### TEXT DES DOKUMENTS
- - - - - - -

„Spiegel“-Reporter fälschte Geschichten
Das Nachrichtenmagazin hat den Betrugsfall öffentlich gemacht. Dem Mitarbeiter werden mehrere Preise aberkannt.
HAMBURG (RP) Das Nachrichtenmagazin „Der Spiegel“hat einen Betrugsfall im eigenen Haus aufgedeckt. Der Redakteur Claas Relotius habe in „großem Umfang seine eigenen Geschichten gefälscht und Protagonisten erfunden“, heißt es in einem auf „Spiegel Online“am Mittwoch veröffentlichten Bericht. Aufgedeckt worden sei der Fall nach internen Hinweisen und eigenen Recherchen. Der Redakteur hat die Vorwürfe laut„Spiegel“eingeräumt. Relotius habe sein Büro am Sonntag geräumt und seinen Vertrag am Montag gekündigt.
Der Journalist schrieb erst als freier Mitarbeiter für den „Spiegel“, seit anderthalb Jahren war er als Redakteur fest angestellt. Von ihm sind dem „Spiegel“zufolge seit 2011 knapp 60 Texte im Heft und bei „Spiegel Online“erschienen.
ErsteVerdachtsmomente hatte es laut „Spiegel“nach einem im November 2018 veröffentlichten Text gegeben. Relotius habe in mehreren Fällen eingeräumt, Geschichten erfunden oder Fakten verzerrt zu haben. Seinen eigenen Angaben zufolge sind mindestens 14 Geschichten betroffen und zumindest in Teilen gefälscht.
Ein Reporterkollege, der eine Geschichte zusammen mit dem Redakteur recherchiert habe, sei misstrauisch geworden und habe Bedenken geäußert, schreibt der „Spiegel“. Ihm sei es gelungen, Material gegen den Kollegen zu sammeln.
Nach anfänglichem Leugnen, so der Verlag weiter, habe der Journalist eingeräumt, dass er viele Passagen nicht nur in dem einen Text, sondern auch in anderen erfunden habe. Auch sei er Protagonisten, die er in seinen Storys zitiert habe, nicht begegnet. Vor seiner Zeit beim „Spiegel“hatte Relotius für mehrere andere Medien gearbeitet und auch einige Auszeichnungen erhalten.

- - - - - - -

(Einträge zu Layoutbereichen)
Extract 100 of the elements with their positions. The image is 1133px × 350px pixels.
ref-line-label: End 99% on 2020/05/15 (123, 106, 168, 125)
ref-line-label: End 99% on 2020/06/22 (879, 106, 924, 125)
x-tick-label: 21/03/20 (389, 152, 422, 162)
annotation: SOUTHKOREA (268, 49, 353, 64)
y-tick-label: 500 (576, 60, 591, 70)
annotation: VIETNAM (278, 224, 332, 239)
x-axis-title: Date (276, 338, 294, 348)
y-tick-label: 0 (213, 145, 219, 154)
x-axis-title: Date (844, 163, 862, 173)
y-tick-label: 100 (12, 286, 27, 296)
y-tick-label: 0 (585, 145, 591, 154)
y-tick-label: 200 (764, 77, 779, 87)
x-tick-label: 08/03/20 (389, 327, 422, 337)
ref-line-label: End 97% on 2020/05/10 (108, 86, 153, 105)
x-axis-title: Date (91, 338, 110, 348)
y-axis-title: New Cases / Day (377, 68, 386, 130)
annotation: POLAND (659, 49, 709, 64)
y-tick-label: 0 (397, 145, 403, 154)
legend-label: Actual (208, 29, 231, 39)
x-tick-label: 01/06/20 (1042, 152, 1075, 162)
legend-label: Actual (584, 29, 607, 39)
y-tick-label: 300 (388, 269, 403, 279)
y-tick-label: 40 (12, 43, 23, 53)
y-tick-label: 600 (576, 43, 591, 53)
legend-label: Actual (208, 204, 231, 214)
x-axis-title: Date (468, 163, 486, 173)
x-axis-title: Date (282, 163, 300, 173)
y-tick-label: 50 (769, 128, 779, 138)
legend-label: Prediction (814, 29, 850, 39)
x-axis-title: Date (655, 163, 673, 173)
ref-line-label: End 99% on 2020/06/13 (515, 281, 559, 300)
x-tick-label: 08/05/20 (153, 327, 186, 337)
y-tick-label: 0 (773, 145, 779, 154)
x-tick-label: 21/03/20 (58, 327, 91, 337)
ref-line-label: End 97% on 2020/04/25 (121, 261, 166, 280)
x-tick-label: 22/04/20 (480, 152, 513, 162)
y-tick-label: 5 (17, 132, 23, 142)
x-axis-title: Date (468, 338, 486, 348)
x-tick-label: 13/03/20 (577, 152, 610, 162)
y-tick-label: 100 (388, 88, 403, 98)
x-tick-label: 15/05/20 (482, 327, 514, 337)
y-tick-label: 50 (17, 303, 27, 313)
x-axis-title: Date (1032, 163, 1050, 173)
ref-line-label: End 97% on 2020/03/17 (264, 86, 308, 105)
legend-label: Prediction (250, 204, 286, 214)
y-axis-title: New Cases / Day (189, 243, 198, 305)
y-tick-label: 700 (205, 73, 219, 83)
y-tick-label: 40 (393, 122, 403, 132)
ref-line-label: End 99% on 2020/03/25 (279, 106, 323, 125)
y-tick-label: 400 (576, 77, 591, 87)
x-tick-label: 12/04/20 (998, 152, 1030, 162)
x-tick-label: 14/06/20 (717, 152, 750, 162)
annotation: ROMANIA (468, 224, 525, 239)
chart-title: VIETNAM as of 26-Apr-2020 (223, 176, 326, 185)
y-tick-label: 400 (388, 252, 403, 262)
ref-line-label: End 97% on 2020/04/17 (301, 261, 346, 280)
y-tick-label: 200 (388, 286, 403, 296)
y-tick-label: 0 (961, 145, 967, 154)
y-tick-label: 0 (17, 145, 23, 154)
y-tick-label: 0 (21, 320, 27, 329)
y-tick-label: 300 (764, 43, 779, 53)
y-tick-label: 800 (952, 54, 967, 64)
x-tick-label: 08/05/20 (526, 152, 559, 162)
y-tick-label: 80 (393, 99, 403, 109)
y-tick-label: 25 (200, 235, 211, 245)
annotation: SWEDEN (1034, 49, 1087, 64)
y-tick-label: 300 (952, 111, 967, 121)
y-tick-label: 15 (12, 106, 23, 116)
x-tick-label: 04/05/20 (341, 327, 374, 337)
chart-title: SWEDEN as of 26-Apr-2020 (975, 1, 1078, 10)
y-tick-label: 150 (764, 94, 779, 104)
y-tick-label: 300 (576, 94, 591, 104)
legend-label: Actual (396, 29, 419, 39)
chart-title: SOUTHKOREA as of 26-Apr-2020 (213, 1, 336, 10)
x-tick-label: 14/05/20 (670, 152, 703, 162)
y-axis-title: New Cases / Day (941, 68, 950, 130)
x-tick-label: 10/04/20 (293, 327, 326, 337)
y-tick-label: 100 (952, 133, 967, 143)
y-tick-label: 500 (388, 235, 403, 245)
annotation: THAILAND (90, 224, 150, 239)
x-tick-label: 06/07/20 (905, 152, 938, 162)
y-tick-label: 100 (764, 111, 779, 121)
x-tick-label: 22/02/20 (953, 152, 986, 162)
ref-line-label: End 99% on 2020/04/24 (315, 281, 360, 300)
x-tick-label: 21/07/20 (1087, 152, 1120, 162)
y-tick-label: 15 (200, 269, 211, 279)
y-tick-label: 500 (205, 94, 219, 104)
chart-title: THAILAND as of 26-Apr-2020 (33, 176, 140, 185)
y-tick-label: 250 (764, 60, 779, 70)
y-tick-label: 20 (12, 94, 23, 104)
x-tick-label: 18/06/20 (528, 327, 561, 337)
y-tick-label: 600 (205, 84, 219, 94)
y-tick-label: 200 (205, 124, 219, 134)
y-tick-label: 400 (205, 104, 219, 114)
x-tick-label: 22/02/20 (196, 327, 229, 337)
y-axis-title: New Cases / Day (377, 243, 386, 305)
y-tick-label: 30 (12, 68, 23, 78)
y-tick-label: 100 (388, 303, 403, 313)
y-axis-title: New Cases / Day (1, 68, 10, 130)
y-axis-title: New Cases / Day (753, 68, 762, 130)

- - - - - - -

Übersetze diesen Satz aus dem Text über den Fälschungsfall beim „Spiegel“ ins Englische: „Relotius habe in mehreren Fällen eingeräumt, Geschichten erfunden oder Fakten verzerrt zu haben.“ Das Material braucht man hier nicht.

Relotius had admitted in several cases to having made up stories or distorted facts.